------ ENTRIES SUPPLIED
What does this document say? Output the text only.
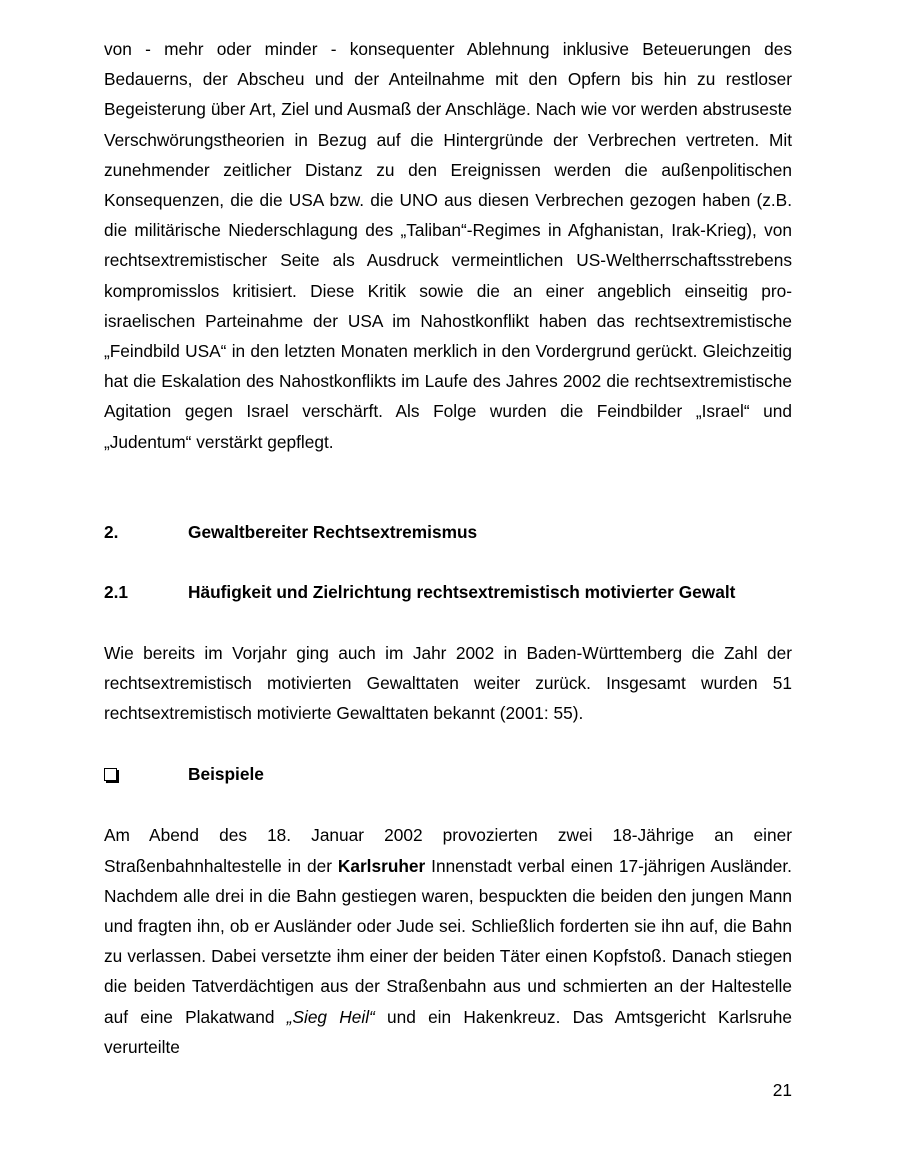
von - mehr oder minder - konsequenter Ablehnung inklusive Beteuerungen des Bedauerns, der Abscheu und der Anteilnahme mit den Opfern bis hin zu restloser Begeisterung über Art, Ziel und Ausmaß der Anschläge. Nach wie vor werden abstruseste Verschwörungstheorien in Bezug auf die Hintergründe der Verbrechen vertreten. Mit zunehmender zeitlicher Distanz zu den Ereignissen werden die außenpolitischen Konsequenzen, die die USA bzw. die UNO aus diesen Verbrechen gezogen haben (z.B. die militärische Niederschlagung des „Taliban“-Regimes in Afghanistan, Irak-Krieg), von rechtsextremistischer Seite als Ausdruck vermeintlichen US-Weltherrschaftsstrebens kompromisslos kritisiert. Diese Kritik sowie die an einer angeblich einseitig pro-israelischen Parteinahme der USA im Nahostkonflikt haben das rechtsextremistische „Feindbild USA“ in den letzten Monaten merklich in den Vordergrund gerückt. Gleichzeitig hat die Eskalation des Nahostkonflikts im Laufe des Jahres 2002 die rechtsextremistische Agitation gegen Israel verschärft. Als Folge wurden die Feindbilder „Israel“ und „Judentum“ verstärkt gepflegt.

2.	Gewaltbereiter Rechtsextremismus
2.1	Häufigkeit und Zielrichtung rechtsextremistisch motivierter Gewalt

Wie bereits im Vorjahr ging auch im Jahr 2002 in Baden-Württemberg die Zahl der rechtsextremistisch motivierten Gewalttaten weiter zurück. Insgesamt wurden 51 rechtsextremistisch motivierte Gewalttaten bekannt (2001: 55).

Beispiele

Am Abend des 18. Januar 2002 provozierten zwei 18-Jährige an einer Straßenbahnhaltestelle in der Karlsruher Innenstadt verbal einen 17-jährigen Ausländer. Nachdem alle drei in die Bahn gestiegen waren, bespuckten die beiden den jungen Mann und fragten ihn, ob er Ausländer oder Jude sei. Schließlich forderten sie ihn auf, die Bahn zu verlassen. Dabei versetzte ihm einer der beiden Täter einen Kopfstoß. Danach stiegen die beiden Tatverdächtigen aus der Straßenbahn aus und schmierten an der Haltestelle auf eine Plakatwand „Sieg Heil“ und ein Hakenkreuz. Das Amtsgericht Karlsruhe verurteilte

21
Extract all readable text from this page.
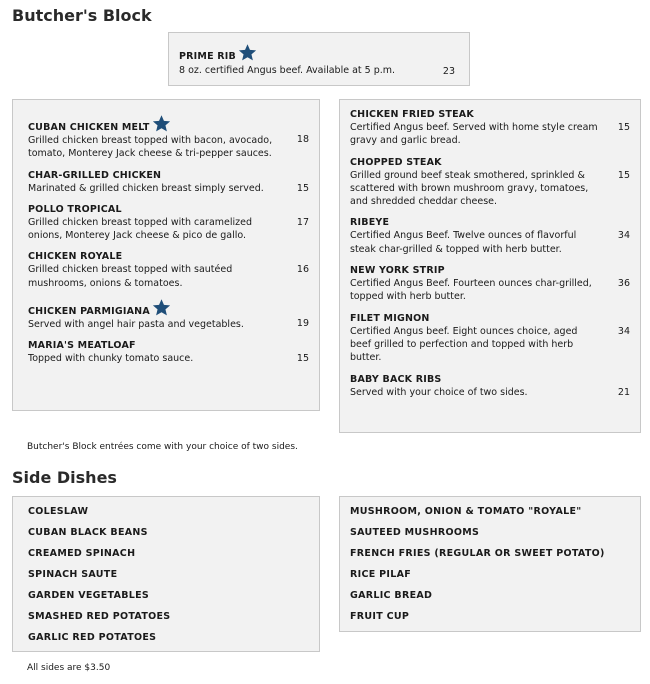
Butcher's Block
PRIME RIB
8 oz. certified Angus beef. Available at 5 p.m.	23
CUBAN CHICKEN MELT
Grilled chicken breast topped with bacon, avocado, tomato, Monterey Jack cheese & tri-pepper sauces.
18
CHAR-GRILLED CHICKEN
Marinated & grilled chicken breast simply served.	15
POLLO TROPICAL
Grilled chicken breast topped with caramelized onions, Monterey Jack cheese & pico de gallo.
17
CHICKEN ROYALE
Grilled chicken breast topped with sautéed mushrooms, onions & tomatoes.
16
CHICKEN PARMIGIANA
Served with angel hair pasta and vegetables.	19
MARIA'S MEATLOAF
Topped with chunky tomato sauce.	15
CHICKEN FRIED STEAK
Certified Angus beef. Served with home style cream gravy and garlic bread.
15
CHOPPED STEAK
Grilled ground beef steak smothered, sprinkled & scattered with brown mushroom gravy, tomatoes, and shredded cheddar cheese.
15
RIBEYE
Certified Angus Beef. Twelve ounces of flavorful steak char-grilled & topped with herb butter.
34
NEW YORK STRIP
Certified Angus Beef. Fourteen ounces char-grilled, topped with herb butter.
36
FILET MIGNON
Certified Angus beef. Eight ounces choice, aged beef grilled to perfection and topped with herb butter.
34
BABY BACK RIBS
Served with your choice of two sides.	21
Butcher's Block entrées come with your choice of two sides.
Side Dishes
COLESLAW
CUBAN BLACK BEANS
CREAMED SPINACH
SPINACH SAUTE
GARDEN VEGETABLES
SMASHED RED POTATOES
GARLIC RED POTATOES
MUSHROOM, ONION & TOMATO "ROYALE"
SAUTEED MUSHROOMS
FRENCH FRIES (REGULAR OR SWEET POTATO)
RICE PILAF
GARLIC BREAD
FRUIT CUP
All sides are $3.50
------------
— EXERCISE BRIEF —
Show every line above in which the word "choice" occurs.

— OUTPUT FOR THIS TASK —
Certified Angus beef. Eight ounces choice, aged beef grilled to perfection and topped with herb butter.
Served with your choice of two sides.	21
Butcher's Block entrées come with your choice of two sides.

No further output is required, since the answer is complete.